» TO BE DONE:
a. Answer these three questions from the article on PCI Express for storage:
(i) How many PCI/PCI-X busses do requests from the client to the storage array travel across?
(ii) What kind of bus does the server use to interface its Ethernet controller to the LAN?
(iii) What embeds the clock in the data signal?
b. Please resume the article on PCI Express for storage from the point where it ends.

Implementing PCI Express for storage.
Busses like PCI have developed extensions to increase capacity, but often adversely impact cost and complexity. A newer solution is PCI Express technology, which brings special application and implementation considerations to bear on storage system design. Data flow, quality of service (QoS), software modifications, silicon component selection criteria and board layout are worthy of review for this next-generation PCI bus.
Storage Array Data Flow
The data path between clients and storage arrays is a journey across diverse networking devices and I/O busses. The weakest link in this network is typically an I/O bottleneck or a source of non-recoverable errors. For some, the PCI bus has been a weak link and PCI Express will alleviate their issues with bandwidth and robustness. Many clients, servers, and storage arrays implement PCI busses, creating five or more locations where PCI Express can improve the data flow.
Data Path: Figure 1 shows a network connecting clients to a storage array, as well as the locations of PCI busses and where PCI Express migrations are likely to occur. In this example, clients on an Ethernet LAN access multiple heterogeneous servers. The servers also connect to the storage array through an alternate interface. The data flow between a client and a storage array is described in the following, and references Figure 1:
* The process begins with a client request to a general purpose server on the LAN. The client may be an individual PC or a workstation with specific data and application demands. The client is a CPU and chipset with a PCI bus, which interfaces to an Ethernet controller connected to the LAN.
* The server runs applications and manages data for clients. The server implements a similar architecture as the client's CPU/chipset combination. However, the server uses faster speed PCI-X busses to interface its Ethernet controller to the LAN.
[FIGURE 1 OMITTED]
* The server requires a connection to the storage array independent of the LAN. The server connects to a channel adapter that manages the communication with the switched backplane. The server uses another PCI-X bus to host a network controller that could support an Ethernet, iSCSI, Fibre Channel (FC) or custom bus.
* The channel adapter sends the message to the switch on an iSCSI, FC, Infiniband or custom bus. In some cases, the switch may be more of a router, understanding how to send messages to specific devices as opposed to just steering messages to a particular port. The channel adapter handles messaging tasks such as TCP/IP offload, data queuing and bus translation.
* The storage array controller is often a special function server implementing PCI-X busses. One PCI-X link will host a network controller connected to the switch/router. The storage array controller runs applications, caches data and helps ensure the data integrity of the system. For low to midrange systems, the storage array controller may perform RAID functions.
* The storage array controller sends data requests to the disk adapter on PCI-X bus. The disk adapter controls the disk array though an FC channel link and typically perform RAID functions.
* The disks implement an FC-AL link, where AL is the arbitration loop. The arbitration loop is a link that connects all the disk drive nodes together and manages with a token-acquisition protocol.
In this example, requests from the client to the storage array travel across five PCI/PCI-X busses. The PCI/PCI-X busses are located in the client, the applications server and the storage array controller. In the second half of 2004, these PCI/PCI-X busses will begin to migrate to PCI Express.
In addition, some switch/router interfaces in the storage array may transition from Ethernet, iSCSI, Fibre Channel or custom to PCI Express. PCI Express offers cost advantages, scalability, and full-duplex operation.
RAS improvements can increase data integrity, a key criteria in storage. PCI Express enhances reliability by implementing differential pairs for signal lines with greater noise immunity than high-speed parallel busses. Reliability is further enhanced by 8b/10b decoding that embeds the clock in the data signal, alleviating signal/clock line timing skew. PCI Express supports two levels of Error Correction Codes (ECC) checking for both Data Link Layer and Transaction Layer errors.

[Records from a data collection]
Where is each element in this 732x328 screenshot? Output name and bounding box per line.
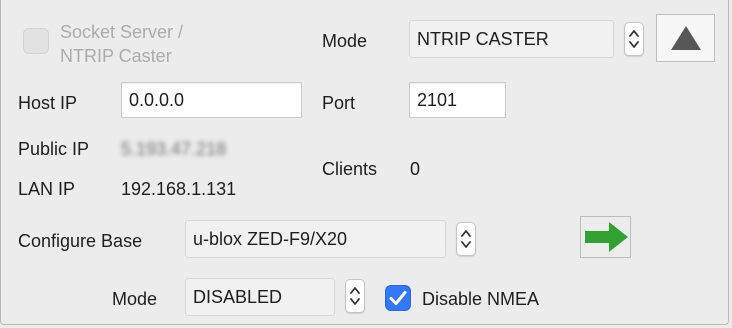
host-ip-input[interactable]: 0.0.0.0 bbox=[121, 82, 302, 118]
clients-label: Clients bbox=[322, 159, 378, 179]
socket-server-checkbox[interactable] bbox=[23, 28, 49, 54]
send-config-button[interactable] bbox=[580, 216, 631, 258]
receiver-type-select[interactable]: u-blox ZED-F9/X20 bbox=[185, 220, 446, 258]
public-ip-label: Public IP bbox=[18, 139, 90, 159]
server-mode-spinner[interactable] bbox=[624, 22, 644, 56]
up-down-chevron-icon bbox=[461, 230, 471, 248]
up-down-chevron-icon bbox=[350, 287, 360, 305]
port-label: Port bbox=[322, 93, 356, 113]
lan-ip-value: 192.168.1.131 bbox=[121, 179, 237, 199]
socket-server-label: Socket Server / NTRIP Caster bbox=[60, 22, 184, 66]
checkmark-icon bbox=[389, 291, 407, 305]
right-arrow-icon bbox=[585, 222, 628, 252]
host-ip-label: Host IP bbox=[18, 93, 78, 113]
configure-base-label: Configure Base bbox=[18, 231, 143, 251]
clients-count: 0 bbox=[410, 159, 421, 179]
disable-nmea-label: Disable NMEA bbox=[422, 289, 540, 309]
receiver-type-spinner[interactable] bbox=[456, 222, 476, 256]
collapse-button[interactable] bbox=[656, 14, 715, 62]
port-input[interactable]: 2101 bbox=[409, 82, 506, 118]
base-mode-spinner[interactable] bbox=[345, 279, 365, 313]
base-mode-label: Mode bbox=[112, 289, 158, 309]
disable-nmea-checkbox[interactable] bbox=[385, 285, 411, 311]
server-mode-select[interactable]: NTRIP CASTER bbox=[409, 20, 614, 58]
base-mode-select[interactable]: DISABLED bbox=[185, 278, 335, 316]
public-ip-value: 5.193.47.218 bbox=[121, 139, 227, 159]
lan-ip-label: LAN IP bbox=[18, 179, 76, 199]
triangle-up-icon bbox=[671, 26, 701, 50]
up-down-chevron-icon bbox=[629, 30, 639, 48]
server-mode-label: Mode bbox=[322, 31, 368, 51]
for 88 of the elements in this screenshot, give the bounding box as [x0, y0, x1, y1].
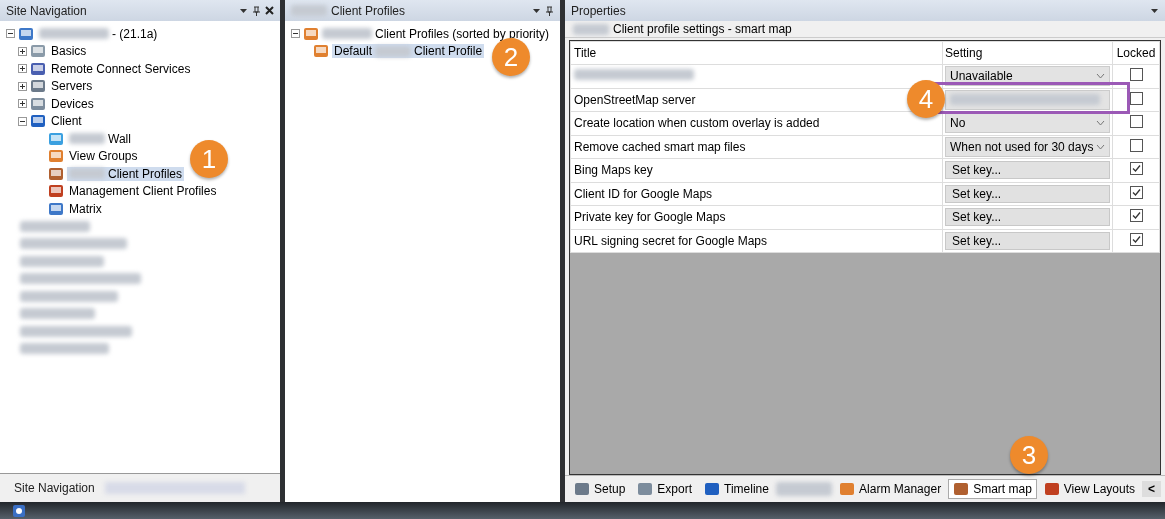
- tree-item[interactable]: Matrix: [67, 201, 104, 216]
- tree-item[interactable]: Servers: [49, 79, 95, 94]
- view-tab[interactable]: Smart map: [948, 479, 1037, 499]
- tab-icon: [574, 482, 590, 496]
- blurred-text: [291, 5, 327, 16]
- pin-icon[interactable]: [252, 5, 261, 16]
- dropdown-icon[interactable]: [1150, 6, 1159, 15]
- node-icon: [313, 44, 329, 59]
- tree-item-label[interactable]: - (21.1a): [112, 26, 158, 41]
- tab-icon: [704, 482, 721, 496]
- setting-title: Bing Maps key: [574, 163, 653, 178]
- dropdown-field[interactable]: No: [945, 113, 1110, 134]
- scroll-left-button[interactable]: <: [1142, 481, 1161, 497]
- tree-item[interactable]: Client Profiles: [67, 166, 185, 181]
- tree-item-label: Client Profile: [414, 44, 483, 59]
- tab-icon: [953, 482, 970, 496]
- chevron-down-icon: [1096, 120, 1105, 127]
- app-icon[interactable]: [12, 503, 26, 518]
- tree-item[interactable]: Default Client Profile: [332, 44, 485, 59]
- dropdown-icon[interactable]: [239, 6, 248, 15]
- expander-icon[interactable]: [6, 29, 15, 39]
- setting-title: OpenStreetMap server: [574, 92, 696, 107]
- checkbox[interactable]: [1129, 209, 1143, 223]
- column-header: Locked: [1112, 41, 1160, 65]
- expander-icon[interactable]: [18, 116, 27, 126]
- checkbox[interactable]: [1129, 162, 1143, 176]
- tree-item[interactable]: View Groups: [67, 149, 140, 164]
- node-icon: [30, 79, 46, 94]
- tree-item[interactable]: Basics: [49, 44, 89, 59]
- set-key-button[interactable]: Set key...: [945, 184, 1110, 203]
- checkbox[interactable]: [1129, 68, 1143, 82]
- setting-title: URL signing secret for Google Maps: [574, 233, 767, 248]
- tab-icon: [1043, 482, 1060, 496]
- tree-item[interactable]: Remote Connect Services: [49, 61, 193, 76]
- blurred-text: [322, 28, 372, 40]
- node-icon: [48, 149, 64, 164]
- expander-icon[interactable]: [291, 29, 300, 39]
- node-icon: [30, 61, 46, 76]
- node-icon: [48, 131, 64, 146]
- blurred-tree-item: [20, 220, 90, 232]
- checkbox[interactable]: [1129, 138, 1143, 152]
- text-field[interactable]: [945, 89, 1110, 110]
- set-key-button[interactable]: Set key...: [945, 208, 1110, 227]
- node-icon: [30, 96, 46, 111]
- tab-icon: [839, 482, 856, 496]
- tree-item-label: Wall: [108, 131, 131, 146]
- setting-title: Private key for Google Maps: [574, 210, 726, 225]
- tree-item[interactable]: Wall: [67, 131, 133, 146]
- close-icon[interactable]: [265, 6, 274, 15]
- column-header: Setting: [942, 41, 1113, 65]
- expander-icon[interactable]: [18, 81, 27, 91]
- pin-icon[interactable]: [545, 5, 554, 16]
- setting-title: Remove cached smart map files: [574, 139, 746, 154]
- column-header: Title: [570, 41, 943, 65]
- tab-icon: [637, 482, 654, 496]
- tree-item-label: Client Profiles: [108, 166, 183, 181]
- panel-title: Client Profiles: [331, 3, 406, 18]
- node-icon: [303, 26, 319, 41]
- expander-icon[interactable]: [18, 64, 27, 74]
- node-icon: [30, 114, 46, 129]
- tree-item[interactable]: Management Client Profiles: [67, 184, 219, 199]
- setting-title: Create location when custom overlay is added: [574, 116, 820, 131]
- blurred-text: [375, 45, 412, 57]
- node-icon: [30, 44, 46, 59]
- panel-title: Site Navigation: [6, 3, 88, 18]
- node-icon: [48, 201, 64, 216]
- node-icon: [48, 184, 64, 199]
- chevron-down-icon: [1096, 73, 1105, 80]
- setting-title: Client ID for Google Maps: [574, 186, 713, 201]
- node-icon: [18, 26, 34, 41]
- checkbox[interactable]: [1129, 91, 1143, 105]
- panel-title: Properties: [571, 3, 627, 18]
- dropdown-icon[interactable]: [532, 6, 541, 15]
- set-key-button[interactable]: Set key...: [945, 231, 1110, 250]
- node-icon: [48, 166, 64, 181]
- checkbox[interactable]: [1129, 232, 1143, 246]
- tree-item[interactable]: Client: [49, 114, 84, 129]
- chevron-down-icon: [1096, 143, 1105, 150]
- checkbox[interactable]: [1129, 115, 1143, 129]
- set-key-button[interactable]: Set key...: [945, 161, 1110, 180]
- expander-icon[interactable]: [18, 46, 27, 56]
- dropdown-field[interactable]: When not used for 30 days: [945, 136, 1110, 157]
- blurred-text: [573, 23, 609, 35]
- tree-item-label: Default: [334, 44, 373, 59]
- checkbox[interactable]: [1129, 185, 1143, 199]
- expander-icon[interactable]: [18, 99, 27, 109]
- tree-item[interactable]: Devices: [49, 96, 96, 111]
- settings-heading: Client profile settings - smart map: [613, 22, 792, 36]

» RESULTS OF THE EXERCISE:
a.
(i) Five.
(ii) Faster speed PCI-X busses.
(iii) 8b/10b decoding.

b.
With parallel busses, a bus failure can bring down all the boards connected to the bus. As a point-to-point bus, a PCI Express link failure may be isolated from other boards so portions of the system continue to function and remain available.
To aid serviceability, PCI Express supports features such as hot plug, power budgeting and power management.
[FIGURE 2 OMITTED]
QoS for Storage
Storage arrays maintain data for a wide variety of servers hosting a range of applications. PCI Express offers Quality of Service (QoS) features to provide higher bus bandwidth to priority data types.
Figure 2 shows a conceptual example of storage array implementing PCI Express. A switch is connected to three servers as well as a root complex that manages the storage array. PCI Express implements Virtual Channels and Traffic Classes to provide a flexible control mechanism to shape data flow.
Each server is transmitting three data types, which are assigned a priority in terms of a Traffic Class (TC). There are eight TCs with TC0 the lowest priority and TC7 the highest. The Administration Application Server assigns Error Signaling messages its highest priority, TC6. Since the primary responsibility of a storage array is to maintain data integrity, error-signaling messages receive the highest priority so error recovery sequences can be launched as quickly as possible.
Data Backup is assigned to TC1 and Power Management is assigned TC0. Data types maintain the same TCs throughout the system.
At each node, TCs are assigned to a Virtual Channel (VC). VCs provide a means for the application to allocate bus bandwidth. In Figure 2, the root has three VCs and assigns timeslots as follows: one time slot for VC2, followed by two time slots for VC1, then another time slot for VC2 and finally two time slots for VC0. The sequence repeats itself continuously.
VC2, which is mapped to TC6 for error signaling, has two of the seven time slots. The two time slots are separated in the cycle so the latency is no greater than three time slots. Time slots can be assigned in one of three tables to allow applications to define flexible weighted round-robin arbitration schemes. These tables accommodate 32, 64, and 128 entries.
PCI Express is software compatible with PCI and PCI-X systems. This means that existing operating systems and device driver software will function properly in a PCI Express system without change. However to take advantage of additional features of PCI Express, software needs to be rewritten.
In particular, system designers should consider taking advantage of PCI Express enhancements to interrupts, quality of service, power management and error correction and detection capabilities. The implementation of these features involves various levels of hardware and software modifications.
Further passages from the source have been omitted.